The problem — Output all entries verbatim. Skip pictures.
** start **
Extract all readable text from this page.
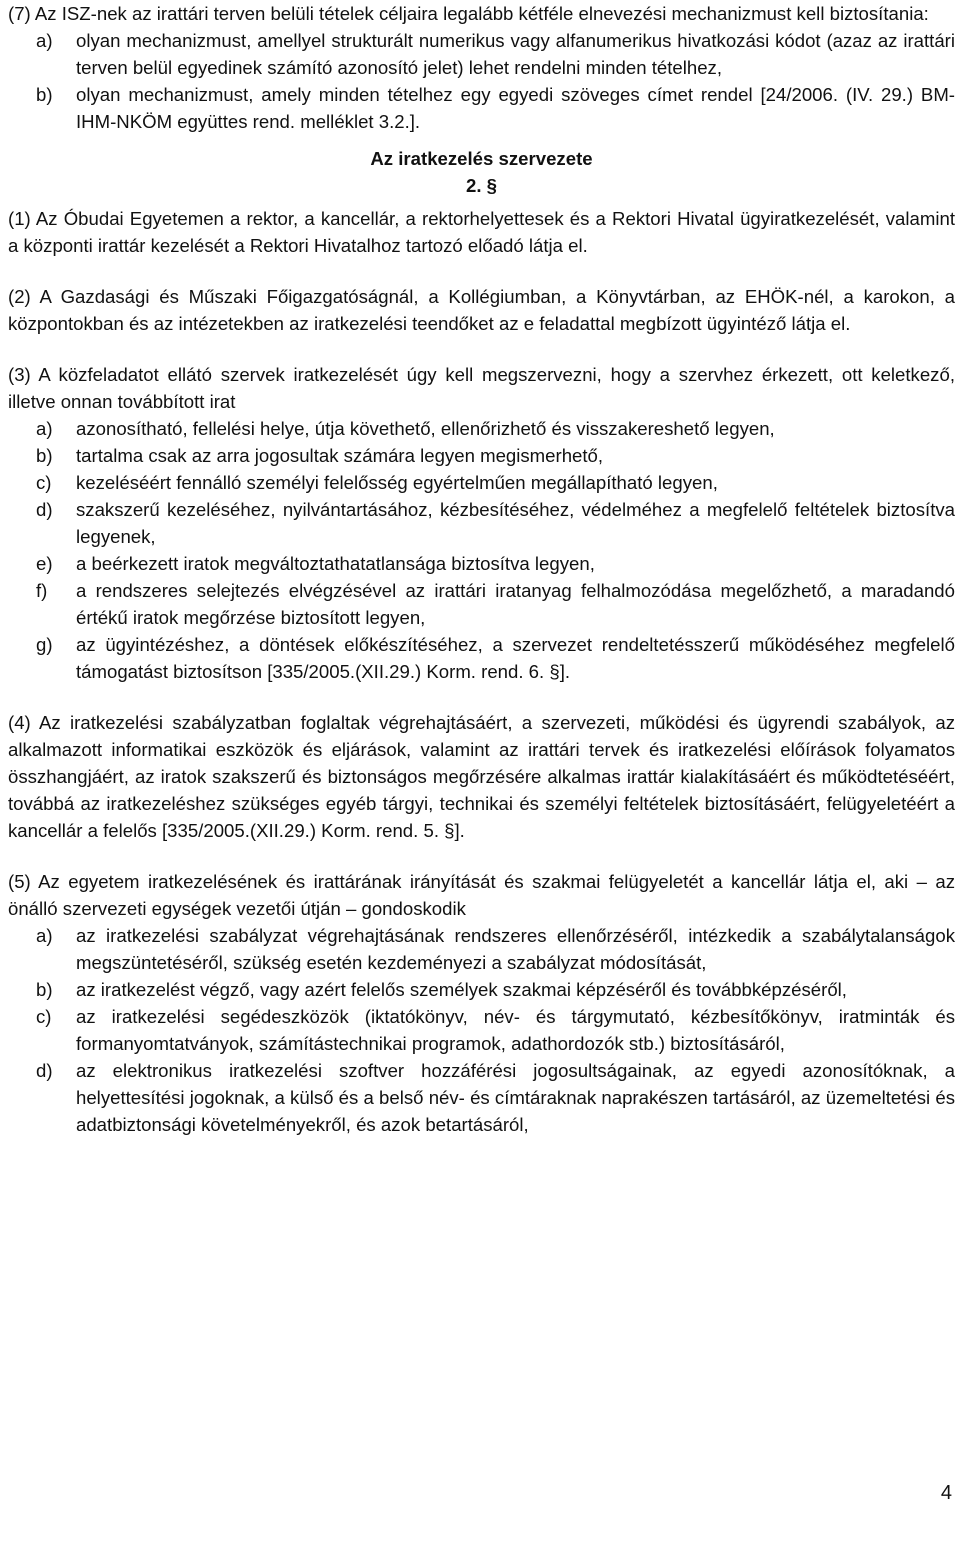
(7) Az ISZ-nek az irattári terven belüli tételek céljaira legalább kétféle elnevezési mechanizmust kell biztosítania:

a) olyan mechanizmust, amellyel strukturált numerikus vagy alfanumerikus hivatkozási kódot (azaz az irattári terven belül egyedinek számító azonosító jelet) lehet rendelni minden tételhez,

b) olyan mechanizmust, amely minden tételhez egy egyedi szöveges címet rendel [24/2006. (IV. 29.) BM-IHM-NKÖM együttes rend. melléklet 3.2.].

Az iratkezelés szervezete

2. §

(1) Az Óbudai Egyetemen a rektor, a kancellár, a rektorhelyettesek és a Rektori Hivatal ügyiratkezelését, valamint a központi irattár kezelését a Rektori Hivatalhoz tartozó előadó látja el.

(2) A Gazdasági és Műszaki Főigazgatóságnál, a Kollégiumban, a Könyvtárban, az EHÖK-nél, a karokon, a központokban és az intézetekben az iratkezelési teendőket az e feladattal megbízott ügyintéző látja el.

(3) A közfeladatot ellátó szervek iratkezelését úgy kell megszervezni, hogy a szervhez érkezett, ott keletkező, illetve onnan továbbított irat

a) azonosítható, fellelési helye, útja követhető, ellenőrizhető és visszakereshető legyen,

b) tartalma csak az arra jogosultak számára legyen megismerhető,

c) kezeléséért fennálló személyi felelősség egyértelműen megállapítható legyen,

d) szakszerű kezeléséhez, nyilvántartásához, kézbesítéséhez, védelméhez a megfelelő feltételek biztosítva legyenek,

e) a beérkezett iratok megváltoztathatatlansága biztosítva legyen,

f) a rendszeres selejtezés elvégzésével az irattári iratanyag felhalmozódása megelőzhető, a maradandó értékű iratok megőrzése biztosított legyen,

g) az ügyintézéshez, a döntések előkészítéséhez, a szervezet rendeltetésszerű működéséhez megfelelő támogatást biztosítson [335/2005.(XII.29.) Korm. rend. 6. §].

(4) Az iratkezelési szabályzatban foglaltak végrehajtásáért, a szervezeti, működési és ügyrendi szabályok, az alkalmazott informatikai eszközök és eljárások, valamint az irattári tervek és iratkezelési előírások folyamatos összhangjáért, az iratok szakszerű és biztonságos megőrzésére alkalmas irattár kialakításáért és működtetéséért, továbbá az iratkezeléshez szükséges egyéb tárgyi, technikai és személyi feltételek biztosításáért, felügyeletéért a kancellár a felelős [335/2005.(XII.29.) Korm. rend. 5. §].

(5) Az egyetem iratkezelésének és irattárának irányítását és szakmai felügyeletét a kancellár látja el, aki – az önálló szervezeti egységek vezetői útján – gondoskodik

a) az iratkezelési szabályzat végrehajtásának rendszeres ellenőrzéséről, intézkedik a szabálytalanságok megszüntetéséről, szükség esetén kezdeményezi a szabályzat módosítását,

b) az iratkezelést végző, vagy azért felelős személyek szakmai képzéséről és továbbképzéséről,

c) az iratkezelési segédeszközök (iktatókönyv, név- és tárgymutató, kézbesítőkönyv, iratminták és formanyomtatványok, számítástechnikai programok, adathordozók stb.) biztosításáról,

d) az elektronikus iratkezelési szoftver hozzáférési jogosultságainak, az egyedi azonosítóknak, a helyettesítési jogoknak, a külső és a belső név- és címtáraknak naprakészen tartásáról, az üzemeltetési és adatbiztonsági követelményekről, és azok betartásáról,

4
** end **
Answer below —
Extract all readable text from this page.
(7) Az ISZ-nek az irattári terven belüli tételek céljaira legalább kétféle elnevezési mechanizmust kell biztosítania:

a) olyan mechanizmust, amellyel strukturált numerikus vagy alfanumerikus hivatkozási kódot (azaz az irattári terven belül egyedinek számító azonosító jelet) lehet rendelni minden tételhez,

b) olyan mechanizmust, amely minden tételhez egy egyedi szöveges címet rendel [24/2006. (IV. 29.) BM-IHM-NKÖM együttes rend. melléklet 3.2.].

Az iratkezelés szervezete

2. §

(1) Az Óbudai Egyetemen a rektor, a kancellár, a rektorhelyettesek és a Rektori Hivatal ügyiratkezelését, valamint a központi irattár kezelését a Rektori Hivatalhoz tartozó előadó látja el.

(2) A Gazdasági és Műszaki Főigazgatóságnál, a Kollégiumban, a Könyvtárban, az EHÖK-nél, a karokon, a központokban és az intézetekben az iratkezelési teendőket az e feladattal megbízott ügyintéző látja el.

(3) A közfeladatot ellátó szervek iratkezelését úgy kell megszervezni, hogy a szervhez érkezett, ott keletkező, illetve onnan továbbított irat

a) azonosítható, fellelési helye, útja követhető, ellenőrizhető és visszakereshető legyen,

b) tartalma csak az arra jogosultak számára legyen megismerhető,

c) kezeléséért fennálló személyi felelősség egyértelműen megállapítható legyen,

d) szakszerű kezeléséhez, nyilvántartásához, kézbesítéséhez, védelméhez a megfelelő feltételek biztosítva legyenek,

e) a beérkezett iratok megváltoztathatatlansága biztosítva legyen,

f) a rendszeres selejtezés elvégzésével az irattári iratanyag felhalmozódása megelőzhető, a maradandó értékű iratok megőrzése biztosított legyen,

g) az ügyintézéshez, a döntések előkészítéséhez, a szervezet rendeltetésszerű működéséhez megfelelő támogatást biztosítson [335/2005.(XII.29.) Korm. rend. 6. §].

(4) Az iratkezelési szabályzatban foglaltak végrehajtásáért, a szervezeti, működési és ügyrendi szabályok, az alkalmazott informatikai eszközök és eljárások, valamint az irattári tervek és iratkezelési előírások folyamatos összhangjáért, az iratok szakszerű és biztonságos megőrzésére alkalmas irattár kialakításáért és működtetéséért, továbbá az iratkezeléshez szükséges egyéb tárgyi, technikai és személyi feltételek biztosításáért, felügyeletéért a kancellár a felelős [335/2005.(XII.29.) Korm. rend. 5. §].

(5) Az egyetem iratkezelésének és irattárának irányítását és szakmai felügyeletét a kancellár látja el, aki – az önálló szervezeti egységek vezetői útján – gondoskodik

a) az iratkezelési szabályzat végrehajtásának rendszeres ellenőrzéséről, intézkedik a szabálytalanságok megszüntetéséről, szükség esetén kezdeményezi a szabályzat módosítását,

b) az iratkezelést végző, vagy azért felelős személyek szakmai képzéséről és továbbképzéséről,

c) az iratkezelési segédeszközök (iktatókönyv, név- és tárgymutató, kézbesítőkönyv, iratminták és formanyomtatványok, számítástechnikai programok, adathordozók stb.) biztosításáról,

d) az elektronikus iratkezelési szoftver hozzáférési jogosultságainak, az egyedi azonosítóknak, a helyettesítési jogoknak, a külső és a belső név- és címtáraknak naprakészen tartásáról, az üzemeltetési és adatbiztonsági követelményekről, és azok betartásáról,

4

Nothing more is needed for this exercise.